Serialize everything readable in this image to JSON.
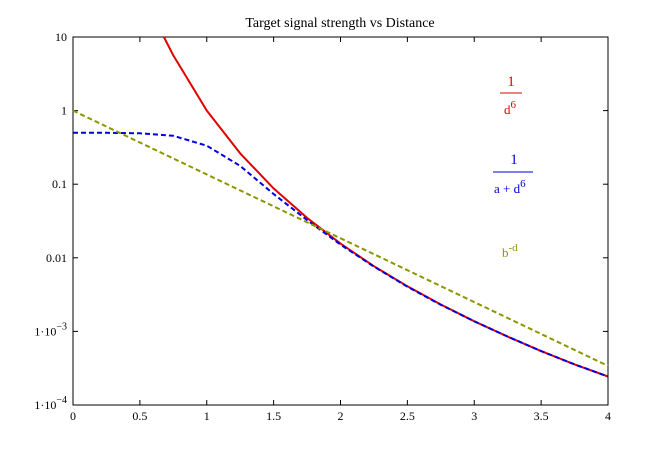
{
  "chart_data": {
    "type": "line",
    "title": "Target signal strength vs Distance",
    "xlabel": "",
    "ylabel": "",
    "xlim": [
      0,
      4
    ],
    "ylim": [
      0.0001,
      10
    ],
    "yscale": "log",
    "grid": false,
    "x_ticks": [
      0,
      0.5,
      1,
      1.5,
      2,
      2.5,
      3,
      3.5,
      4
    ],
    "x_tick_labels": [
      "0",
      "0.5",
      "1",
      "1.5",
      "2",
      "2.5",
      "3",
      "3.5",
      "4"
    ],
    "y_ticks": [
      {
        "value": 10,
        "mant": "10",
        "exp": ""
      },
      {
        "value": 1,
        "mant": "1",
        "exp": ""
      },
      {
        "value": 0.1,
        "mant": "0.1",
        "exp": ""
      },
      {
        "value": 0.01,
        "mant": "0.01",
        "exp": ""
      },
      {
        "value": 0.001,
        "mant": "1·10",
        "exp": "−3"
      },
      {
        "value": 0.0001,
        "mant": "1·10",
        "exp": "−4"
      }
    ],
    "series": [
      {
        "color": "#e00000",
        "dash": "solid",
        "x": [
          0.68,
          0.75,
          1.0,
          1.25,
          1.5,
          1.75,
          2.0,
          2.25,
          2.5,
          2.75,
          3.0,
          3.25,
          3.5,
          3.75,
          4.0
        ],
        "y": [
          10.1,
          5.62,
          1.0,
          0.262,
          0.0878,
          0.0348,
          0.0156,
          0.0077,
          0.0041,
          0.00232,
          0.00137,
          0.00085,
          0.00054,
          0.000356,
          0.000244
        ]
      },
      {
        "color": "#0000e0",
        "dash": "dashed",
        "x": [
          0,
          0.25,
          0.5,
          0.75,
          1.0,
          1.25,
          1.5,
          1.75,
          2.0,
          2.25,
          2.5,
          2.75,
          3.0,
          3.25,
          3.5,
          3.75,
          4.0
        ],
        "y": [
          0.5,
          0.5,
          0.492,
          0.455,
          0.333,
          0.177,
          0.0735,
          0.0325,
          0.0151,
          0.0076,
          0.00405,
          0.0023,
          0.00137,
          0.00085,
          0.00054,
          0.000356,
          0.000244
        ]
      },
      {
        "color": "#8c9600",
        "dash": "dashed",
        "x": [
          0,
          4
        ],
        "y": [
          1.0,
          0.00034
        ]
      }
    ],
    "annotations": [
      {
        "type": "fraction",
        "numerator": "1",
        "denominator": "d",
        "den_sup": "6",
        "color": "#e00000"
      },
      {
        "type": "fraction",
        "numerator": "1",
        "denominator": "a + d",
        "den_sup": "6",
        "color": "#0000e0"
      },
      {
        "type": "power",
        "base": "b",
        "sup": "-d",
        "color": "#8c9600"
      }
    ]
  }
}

* * * * * * * * *

- Set exercise
From the records given above, copy all lines containing "type".

- Result
    "type": "line",
        "type": "fraction",
        "type": "fraction",
        "type": "power",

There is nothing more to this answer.